- **Work to complete**
Give the number of lines in the data that hold the string "Collector". Nothing else is needed.

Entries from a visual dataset
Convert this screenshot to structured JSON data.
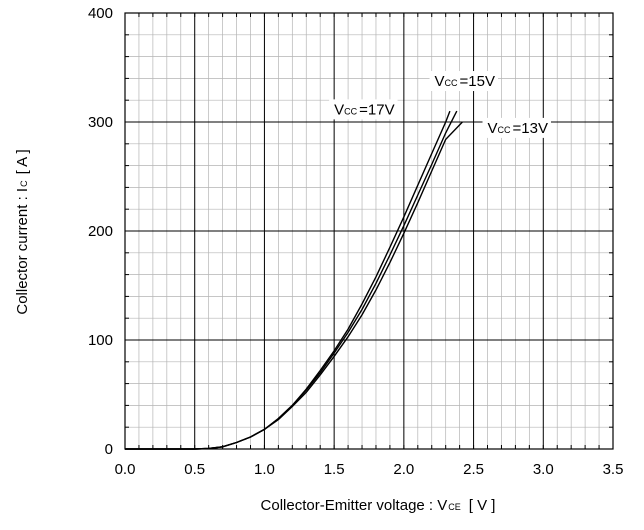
{
  "chart_data": {
    "type": "line",
    "xlabel": {
      "main": "Collector-Emitter voltage : V",
      "sub": "CE",
      "unit": "[ V ]"
    },
    "ylabel": {
      "main": "Collector current : I",
      "sub": "C",
      "unit": "[ A ]"
    },
    "xlim": [
      0,
      3.5
    ],
    "ylim": [
      0,
      400
    ],
    "xticks": [
      0.0,
      0.5,
      1.0,
      1.5,
      2.0,
      2.5,
      3.0,
      3.5
    ],
    "xtick_labels": [
      "0.0",
      "0.5",
      "1.0",
      "1.5",
      "2.0",
      "2.5",
      "3.0",
      "3.5"
    ],
    "yticks": [
      0,
      100,
      200,
      300,
      400
    ],
    "ytick_labels": [
      "0",
      "100",
      "200",
      "300",
      "400"
    ],
    "major_grid": {
      "x_step": 0.5,
      "y_step": 100
    },
    "minor_grid": {
      "x_step": 0.1,
      "y_step": 20
    },
    "grid": true,
    "series": [
      {
        "name": "Vcc=17V",
        "label": {
          "main": "V",
          "sub": "CC",
          "rest": "=17V"
        },
        "x": [
          0.5,
          0.6,
          0.7,
          0.8,
          0.9,
          1.0,
          1.1,
          1.2,
          1.3,
          1.4,
          1.5,
          1.6,
          1.7,
          1.8,
          1.9,
          2.0,
          2.1,
          2.2,
          2.3,
          2.33
        ],
        "y": [
          0,
          0.5,
          2,
          6,
          11,
          18,
          28,
          40,
          55,
          72,
          90,
          110,
          133,
          158,
          185,
          213,
          242,
          271,
          300,
          310
        ]
      },
      {
        "name": "Vcc=15V",
        "label": {
          "main": "V",
          "sub": "CC",
          "rest": "=15V"
        },
        "x": [
          0.5,
          0.6,
          0.7,
          0.8,
          0.9,
          1.0,
          1.1,
          1.2,
          1.3,
          1.4,
          1.5,
          1.6,
          1.7,
          1.8,
          1.9,
          2.0,
          2.1,
          2.2,
          2.3,
          2.38
        ],
        "y": [
          0,
          0.5,
          2,
          6,
          11,
          18,
          28,
          40,
          54,
          70,
          88,
          107,
          128,
          152,
          178,
          205,
          233,
          261,
          290,
          310
        ]
      },
      {
        "name": "Vcc=13V",
        "label": {
          "main": "V",
          "sub": "CC",
          "rest": "=13V"
        },
        "x": [
          0.5,
          0.6,
          0.7,
          0.8,
          0.9,
          1.0,
          1.1,
          1.2,
          1.3,
          1.4,
          1.5,
          1.6,
          1.7,
          1.8,
          1.9,
          2.0,
          2.1,
          2.2,
          2.3,
          2.42
        ],
        "y": [
          0,
          0.5,
          2,
          6,
          11,
          18,
          27,
          39,
          52,
          68,
          85,
          103,
          123,
          146,
          171,
          198,
          226,
          255,
          284,
          300
        ]
      }
    ]
  }
}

- **Answer below**
2